» **Exercise prompt**: Identify the lines that contain the word "Plot", then copy them.

» **Stored records**:
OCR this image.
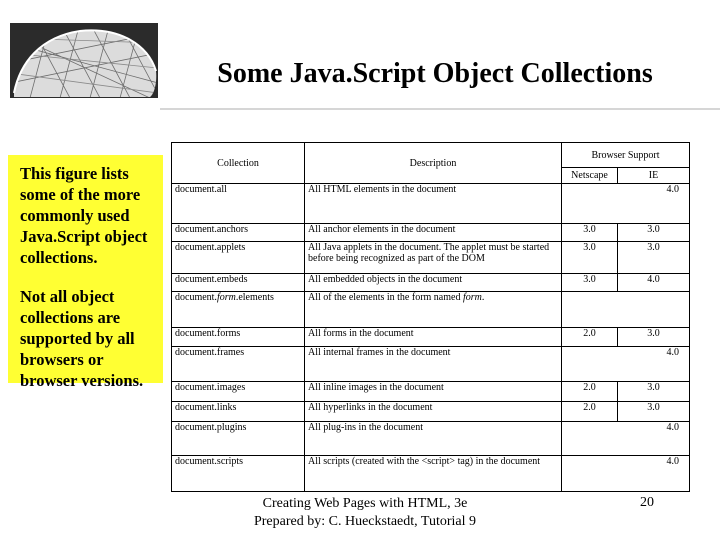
Some Java.Script Object Collections

This figure lists some of the more commonly used Java.Script object collections.

Not all object collections are supported by all browsers or browser versions.

Collection	Description	Browser Support	
		Netscape	IE
document.all	All HTML elements in the document	4.0	
document.anchors	All anchor elements in the document	3.0	3.0
document.applets	All Java applets in the document. The applet must be started before being recognized as part of the DOM	3.0	3.0
document.embeds	All embedded objects in the document	3.0	4.0
document.form.elements	All of the elements in the form named form.		
document.forms	All forms in the document	2.0	3.0
document.frames	All internal frames in the document	4.0	
document.images	All inline images in the document	2.0	3.0
document.links	All hyperlinks in the document	2.0	3.0
document.plugins	All plug-ins in the document	4.0	
document.scripts	All scripts (created with the <script> tag) in the document	4.0	
Creating Web Pages with HTML, 3e
Prepared by: C. Hueckstaedt, Tutorial 9
20
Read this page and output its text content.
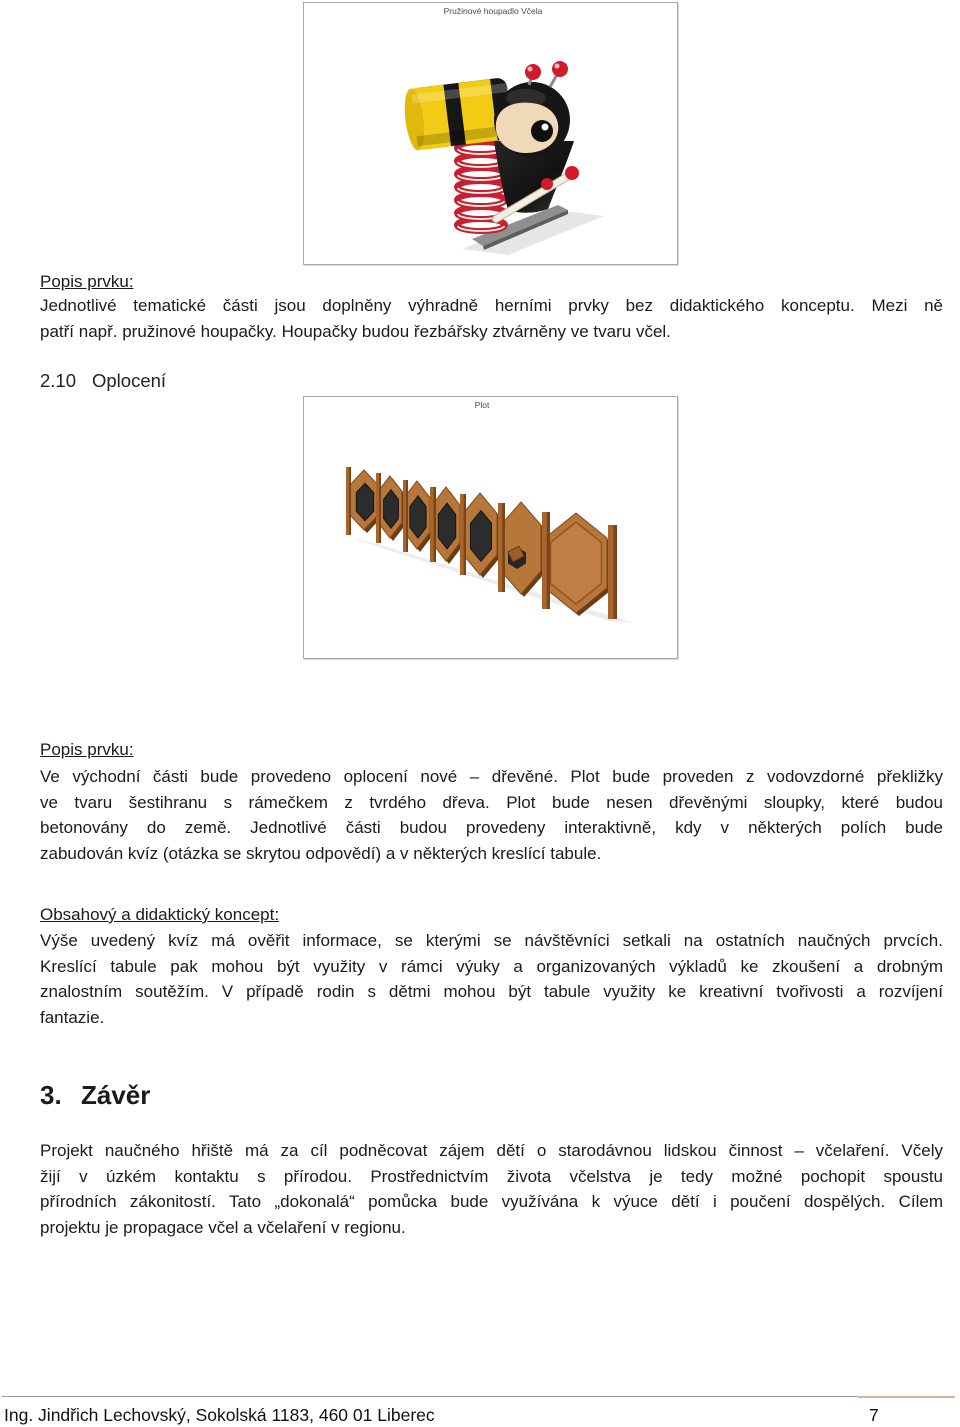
Pružinové houpadlo Včela
Popis prvku:
Jednotlivé tematické části jsou doplněny výhradně herními prvky bez didaktického konceptu. Mezi ně
patří např. pružinové houpačky. Houpačky budou řezbářsky ztvárněny ve tvaru včel.
2.10 Oplocení
Plot
Popis prvku:
Ve východní části bude provedeno oplocení nové – dřevěné. Plot bude proveden z vodovzdorné překližky
ve tvaru šestihranu s rámečkem z tvrdého dřeva. Plot bude nesen dřevěnými sloupky, které budou
betonovány do země. Jednotlivé části budou provedeny interaktivně, kdy v některých polích bude
zabudován kvíz (otázka se skrytou odpovědí) a v některých kreslící tabule.
Obsahový a didaktický koncept:
Výše uvedený kvíz má ověřit informace, se kterými se návštěvníci setkali na ostatních naučných prvcích.
Kreslící tabule pak mohou být využity v rámci výuky a organizovaných výkladů ke zkoušení a drobným
znalostním soutěžím. V případě rodin s dětmi mohou být tabule využity ke kreativní tvořivosti a rozvíjení
fantazie.
3. Závěr
Projekt naučného hřiště má za cíl podněcovat zájem dětí o starodávnou lidskou činnost – včelaření. Včely
žijí v úzkém kontaktu s přírodou. Prostřednictvím života včelstva je tedy možné pochopit spoustu
přírodních zákonitostí. Tato „dokonalá“ pomůcka bude využívána k výuce dětí i poučení dospělých. Cílem
projektu je propagace včel a včelaření v regionu.
Ing. Jindřich Lechovský, Sokolská 1183, 460 01 Liberec	7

» **Final result**:
Plot
Ve východní části bude provedeno oplocení nové – dřevěné. Plot bude proveden z vodovzdorné překližky
ve tvaru šestihranu s rámečkem z tvrdého dřeva. Plot bude nesen dřevěnými sloupky, které budou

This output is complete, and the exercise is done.